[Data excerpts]
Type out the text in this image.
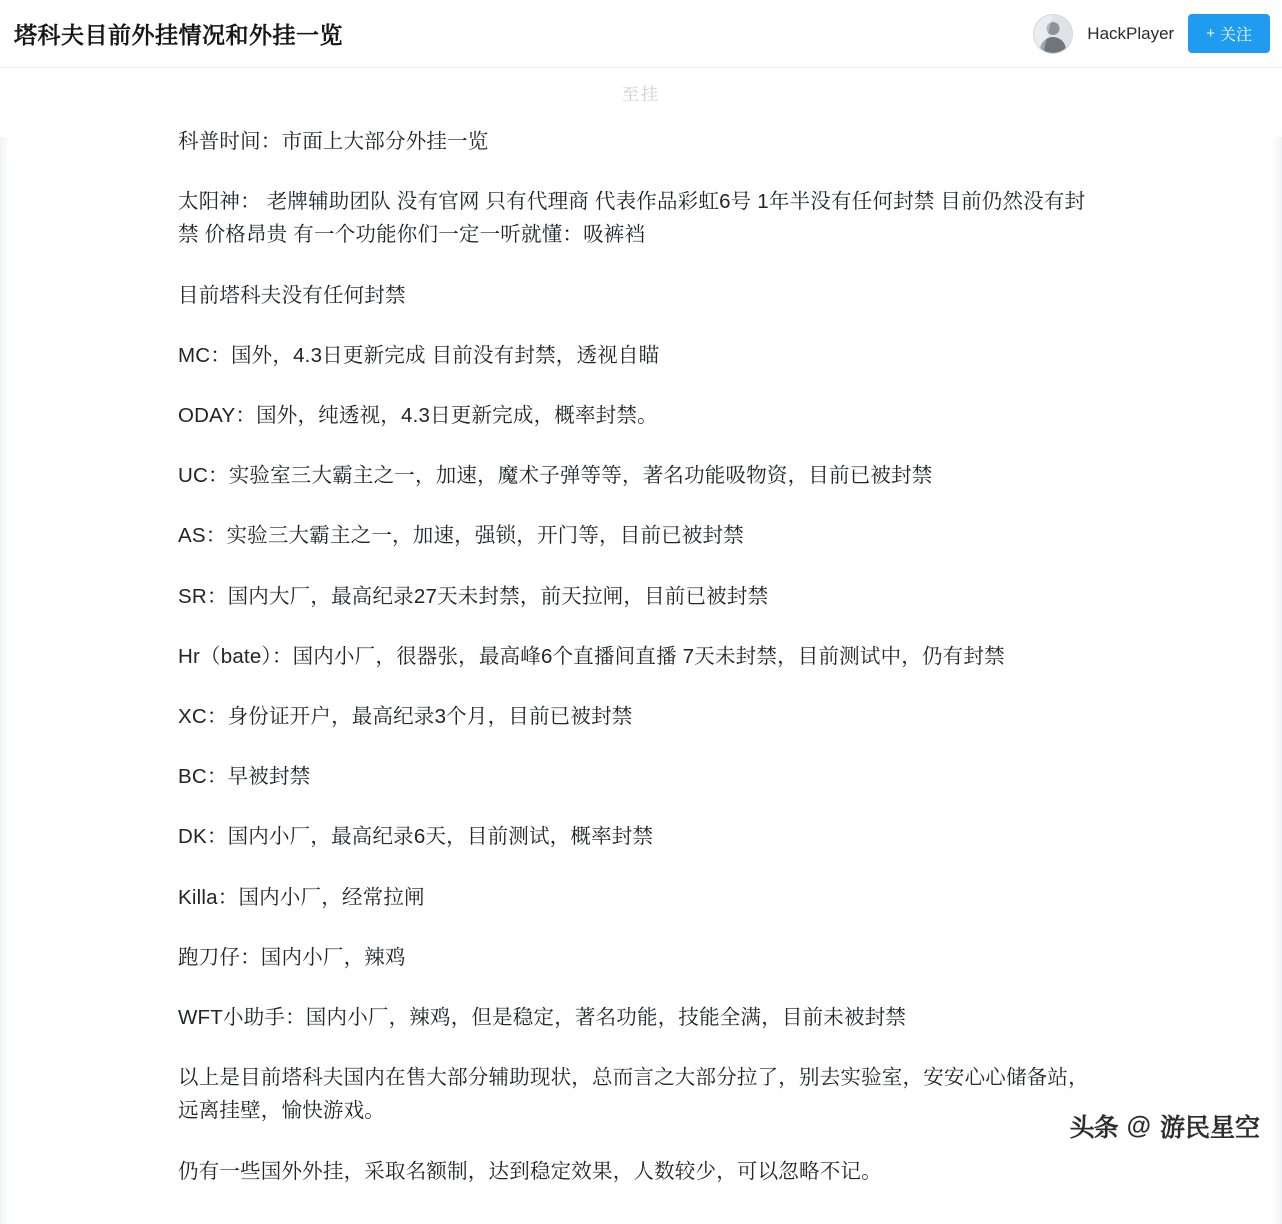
塔科夫目前外挂情况和外挂一览	HackPlayer + 关注
至挂

科普时间：市面上大部分外挂一览

太阳神： 老牌辅助团队 没有官网 只有代理商 代表作品彩虹6号 1年半没有任何封禁 目前仍然没有封禁 价格昂贵 有一个功能你们一定一听就懂：吸裤裆

目前塔科夫没有任何封禁

MC：国外，4.3日更新完成 目前没有封禁，透视自瞄

ODAY：国外，纯透视，4.3日更新完成，概率封禁。

UC：实验室三大霸主之一，加速，魔术子弹等等，著名功能吸物资，目前已被封禁

AS：实验三大霸主之一，加速，强锁，开门等，目前已被封禁

SR：国内大厂，最高纪录27天未封禁，前天拉闸，目前已被封禁

Hr（bate）：国内小厂，很器张，最高峰6个直播间直播 7天未封禁，目前测试中，仍有封禁

XC：身份证开户，最高纪录3个月，目前已被封禁

BC：早被封禁

DK：国内小厂，最高纪录6天，目前测试，概率封禁

Killa：国内小厂，经常拉闸

跑刀仔：国内小厂，辣鸡

WFT小助手：国内小厂，辣鸡，但是稳定，著名功能，技能全满，目前未被封禁

以上是目前塔科夫国内在售大部分辅助现状，总而言之大部分拉了，别去实验室，安安心心储备站，远离挂壁，愉快游戏。

仍有一些国外外挂，采取名额制，达到稳定效果，人数较少，可以忽略不记。

头条 @ 游民星空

* SET TASK *
Quote in full the listing given above; the images are to be left out.

* EXERCISE RESULT *
Type out the text in this image.
塔科夫目前外挂情况和外挂一览	HackPlayer + 关注
至挂

科普时间：市面上大部分外挂一览

太阳神： 老牌辅助团队 没有官网 只有代理商 代表作品彩虹6号 1年半没有任何封禁 目前仍然没有封禁 价格昂贵 有一个功能你们一定一听就懂：吸裤裆

目前塔科夫没有任何封禁

MC：国外，4.3日更新完成 目前没有封禁，透视自瞄

ODAY：国外，纯透视，4.3日更新完成，概率封禁。

UC：实验室三大霸主之一，加速，魔术子弹等等，著名功能吸物资，目前已被封禁

AS：实验三大霸主之一，加速，强锁，开门等，目前已被封禁

SR：国内大厂，最高纪录27天未封禁，前天拉闸，目前已被封禁

Hr（bate）：国内小厂，很器张，最高峰6个直播间直播 7天未封禁，目前测试中，仍有封禁

XC：身份证开户，最高纪录3个月，目前已被封禁

BC：早被封禁

DK：国内小厂，最高纪录6天，目前测试，概率封禁

Killa：国内小厂，经常拉闸

跑刀仔：国内小厂，辣鸡

WFT小助手：国内小厂，辣鸡，但是稳定，著名功能，技能全满，目前未被封禁

以上是目前塔科夫国内在售大部分辅助现状，总而言之大部分拉了，别去实验室，安安心心储备站，远离挂壁，愉快游戏。

仍有一些国外外挂，采取名额制，达到稳定效果，人数较少，可以忽略不记。

头条 @ 游民星空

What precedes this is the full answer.